(Stored entries)

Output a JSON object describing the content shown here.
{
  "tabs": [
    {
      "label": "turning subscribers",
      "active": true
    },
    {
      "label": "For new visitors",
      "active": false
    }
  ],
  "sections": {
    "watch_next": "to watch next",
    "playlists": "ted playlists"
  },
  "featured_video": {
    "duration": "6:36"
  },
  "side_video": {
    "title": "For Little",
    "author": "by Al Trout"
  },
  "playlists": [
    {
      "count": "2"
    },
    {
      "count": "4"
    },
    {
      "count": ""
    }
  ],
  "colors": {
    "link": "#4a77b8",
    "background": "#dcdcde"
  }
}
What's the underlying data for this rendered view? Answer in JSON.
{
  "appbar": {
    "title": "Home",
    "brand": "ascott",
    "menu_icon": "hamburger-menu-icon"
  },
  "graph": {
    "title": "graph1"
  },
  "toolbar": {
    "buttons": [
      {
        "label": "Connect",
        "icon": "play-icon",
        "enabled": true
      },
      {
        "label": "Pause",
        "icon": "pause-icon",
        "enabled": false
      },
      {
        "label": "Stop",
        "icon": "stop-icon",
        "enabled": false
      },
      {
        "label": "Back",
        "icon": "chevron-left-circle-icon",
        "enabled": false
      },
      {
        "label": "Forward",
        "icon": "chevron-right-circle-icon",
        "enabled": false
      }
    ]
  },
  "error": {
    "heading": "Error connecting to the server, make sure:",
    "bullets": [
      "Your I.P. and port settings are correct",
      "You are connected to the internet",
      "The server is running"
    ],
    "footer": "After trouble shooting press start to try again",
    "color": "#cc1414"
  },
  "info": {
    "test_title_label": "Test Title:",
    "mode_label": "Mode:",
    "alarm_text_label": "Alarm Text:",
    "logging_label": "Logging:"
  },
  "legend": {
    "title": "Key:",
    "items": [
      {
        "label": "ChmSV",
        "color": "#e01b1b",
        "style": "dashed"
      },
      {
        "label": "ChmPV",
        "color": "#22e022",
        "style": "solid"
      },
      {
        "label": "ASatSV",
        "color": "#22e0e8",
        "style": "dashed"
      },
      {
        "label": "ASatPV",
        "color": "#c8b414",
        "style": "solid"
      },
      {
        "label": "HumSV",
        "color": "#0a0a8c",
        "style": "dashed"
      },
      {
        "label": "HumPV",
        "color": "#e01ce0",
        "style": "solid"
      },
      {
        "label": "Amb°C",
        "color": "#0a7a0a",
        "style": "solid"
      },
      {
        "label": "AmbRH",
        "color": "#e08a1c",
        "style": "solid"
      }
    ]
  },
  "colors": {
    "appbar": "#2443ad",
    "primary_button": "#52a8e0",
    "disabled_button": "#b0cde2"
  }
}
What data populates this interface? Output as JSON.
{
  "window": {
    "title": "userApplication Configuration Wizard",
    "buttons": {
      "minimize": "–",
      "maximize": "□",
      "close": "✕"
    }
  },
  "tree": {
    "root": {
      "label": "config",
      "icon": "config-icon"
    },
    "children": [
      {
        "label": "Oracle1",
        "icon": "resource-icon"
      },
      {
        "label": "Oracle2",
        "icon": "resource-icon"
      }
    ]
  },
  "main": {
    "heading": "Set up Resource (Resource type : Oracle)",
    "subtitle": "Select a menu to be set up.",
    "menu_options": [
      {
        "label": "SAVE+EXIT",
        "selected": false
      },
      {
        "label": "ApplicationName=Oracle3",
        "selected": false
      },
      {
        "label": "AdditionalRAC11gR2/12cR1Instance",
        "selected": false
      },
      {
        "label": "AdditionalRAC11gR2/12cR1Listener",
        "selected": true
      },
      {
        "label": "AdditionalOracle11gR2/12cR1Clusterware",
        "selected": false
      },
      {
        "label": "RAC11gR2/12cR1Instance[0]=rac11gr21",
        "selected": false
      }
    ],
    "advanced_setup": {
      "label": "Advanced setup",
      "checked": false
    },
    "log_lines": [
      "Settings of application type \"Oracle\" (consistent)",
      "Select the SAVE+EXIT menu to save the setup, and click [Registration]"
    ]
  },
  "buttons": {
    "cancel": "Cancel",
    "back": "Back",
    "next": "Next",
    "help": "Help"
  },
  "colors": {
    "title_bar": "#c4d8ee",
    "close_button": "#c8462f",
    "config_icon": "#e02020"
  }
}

| WHAT NEEDS TO BE DONE |
Copy each line of the data that contains the word "chevron".

| TASK OUTPUT |
        "icon": "chevron-left-circle-icon",
        "icon": "chevron-right-circle-icon",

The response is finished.